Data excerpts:
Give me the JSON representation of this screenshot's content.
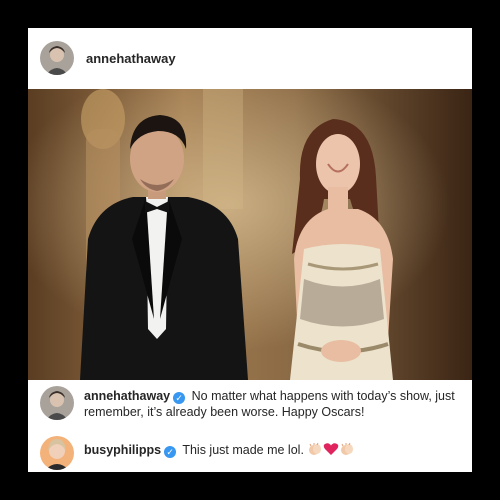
{
  "post": {
    "username": "annehathaway",
    "photo_alt": "Photo"
  },
  "comments": [
    {
      "username": "annehathaway",
      "verified": true,
      "text": "No matter what happens with today’s show, just remember, it’s already been worse. Happy Oscars!"
    },
    {
      "username": "busyphilipps",
      "verified": true,
      "text": "This just made me lol.",
      "emojis": [
        "clapping-hands-icon",
        "red-heart-icon",
        "clapping-hands-icon"
      ]
    }
  ],
  "colors": {
    "background": "#000000",
    "card": "#ffffff",
    "text": "#262626",
    "verified": "#3897f0",
    "heart": "#e0245e"
  }
}
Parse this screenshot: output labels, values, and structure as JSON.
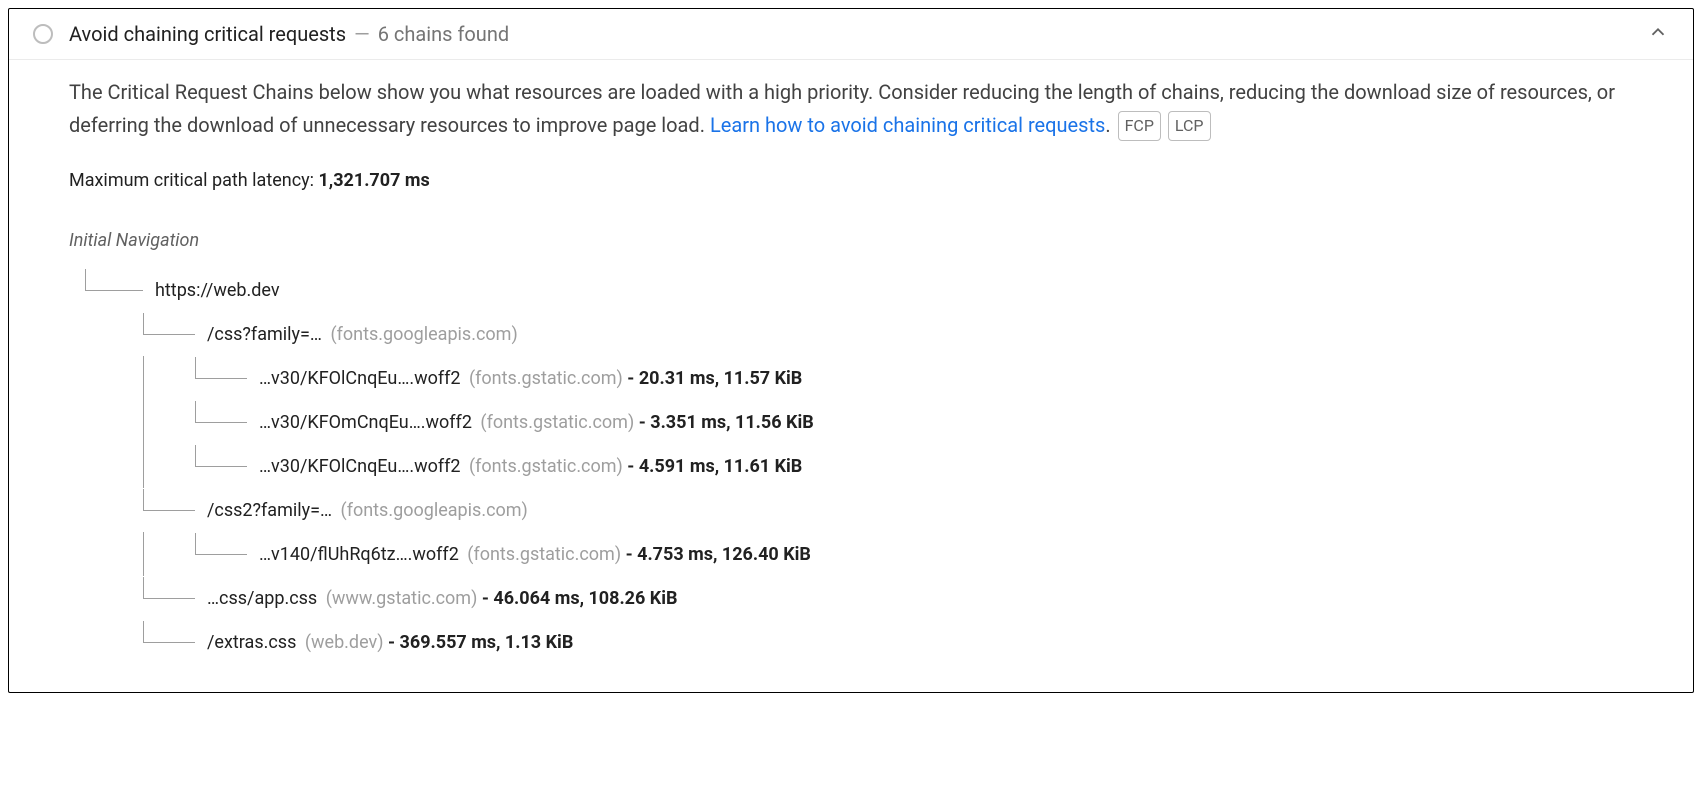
{
  "header": {
    "title": "Avoid chaining critical requests",
    "summary": "6 chains found"
  },
  "description": {
    "text_before_link": "The Critical Request Chains below show you what resources are loaded with a high priority. Consider reducing the length of chains, reducing the download size of resources, or deferring the download of unnecessary resources to improve page load. ",
    "link_text": "Learn how to avoid chaining critical requests",
    "text_after_link": ".",
    "badges": [
      "FCP",
      "LCP"
    ]
  },
  "latency": {
    "label": "Maximum critical path latency: ",
    "value": "1,321.707 ms"
  },
  "tree": {
    "root_label": "Initial Navigation",
    "root_url": "https://web.dev",
    "children": [
      {
        "url": "/css?family=…",
        "origin": "(fonts.googleapis.com)",
        "stats": "",
        "children": [
          {
            "url": "…v30/KFOlCnqEu….woff2",
            "origin": "(fonts.gstatic.com)",
            "stats": "- 20.31 ms, 11.57 KiB"
          },
          {
            "url": "…v30/KFOmCnqEu….woff2",
            "origin": "(fonts.gstatic.com)",
            "stats": "- 3.351 ms, 11.56 KiB"
          },
          {
            "url": "…v30/KFOlCnqEu….woff2",
            "origin": "(fonts.gstatic.com)",
            "stats": "- 4.591 ms, 11.61 KiB"
          }
        ]
      },
      {
        "url": "/css2?family=…",
        "origin": "(fonts.googleapis.com)",
        "stats": "",
        "children": [
          {
            "url": "…v140/flUhRq6tz….woff2",
            "origin": "(fonts.gstatic.com)",
            "stats": "- 4.753 ms, 126.40 KiB"
          }
        ]
      },
      {
        "url": "…css/app.css",
        "origin": "(www.gstatic.com)",
        "stats": "- 46.064 ms, 108.26 KiB",
        "children": []
      },
      {
        "url": "/extras.css",
        "origin": "(web.dev)",
        "stats": "- 369.557 ms, 1.13 KiB",
        "children": []
      }
    ]
  }
}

- _DIRECTIVE_: Output the data above without changes, apart from leaving out the pictures.

- _TASK SOLUTION_:
Give me the JSON representation of this screenshot's content.
{
  "post": {
    "username": "annehathaway",
    "photo_alt": "Photo"
  },
  "comments": [
    {
      "username": "annehathaway",
      "verified": true,
      "text": "No matter what happens with today’s show, just remember, it’s already been worse. Happy Oscars!"
    },
    {
      "username": "busyphilipps",
      "verified": true,
      "text": "This just made me lol.",
      "emojis": [
        "clapping-hands-icon",
        "red-heart-icon",
        "clapping-hands-icon"
      ]
    }
  ],
  "colors": {
    "background": "#000000",
    "card": "#ffffff",
    "text": "#262626",
    "verified": "#3897f0",
    "heart": "#e0245e"
  }
}
Parse this screenshot: output labels, values, and structure as JSON.
{
  "header": {
    "title": "Avoid chaining critical requests",
    "summary": "6 chains found"
  },
  "description": {
    "text_before_link": "The Critical Request Chains below show you what resources are loaded with a high priority. Consider reducing the length of chains, reducing the download size of resources, or deferring the download of unnecessary resources to improve page load. ",
    "link_text": "Learn how to avoid chaining critical requests",
    "text_after_link": ".",
    "badges": [
      "FCP",
      "LCP"
    ]
  },
  "latency": {
    "label": "Maximum critical path latency: ",
    "value": "1,321.707 ms"
  },
  "tree": {
    "root_label": "Initial Navigation",
    "root_url": "https://web.dev",
    "children": [
      {
        "url": "/css?family=…",
        "origin": "(fonts.googleapis.com)",
        "stats": "",
        "children": [
          {
            "url": "…v30/KFOlCnqEu….woff2",
            "origin": "(fonts.gstatic.com)",
            "stats": "- 20.31 ms, 11.57 KiB"
          },
          {
            "url": "…v30/KFOmCnqEu….woff2",
            "origin": "(fonts.gstatic.com)",
            "stats": "- 3.351 ms, 11.56 KiB"
          },
          {
            "url": "…v30/KFOlCnqEu….woff2",
            "origin": "(fonts.gstatic.com)",
            "stats": "- 4.591 ms, 11.61 KiB"
          }
        ]
      },
      {
        "url": "/css2?family=…",
        "origin": "(fonts.googleapis.com)",
        "stats": "",
        "children": [
          {
            "url": "…v140/flUhRq6tz….woff2",
            "origin": "(fonts.gstatic.com)",
            "stats": "- 4.753 ms, 126.40 KiB"
          }
        ]
      },
      {
        "url": "…css/app.css",
        "origin": "(www.gstatic.com)",
        "stats": "- 46.064 ms, 108.26 KiB",
        "children": []
      },
      {
        "url": "/extras.css",
        "origin": "(web.dev)",
        "stats": "- 369.557 ms, 1.13 KiB",
        "children": []
      }
    ]
  }
}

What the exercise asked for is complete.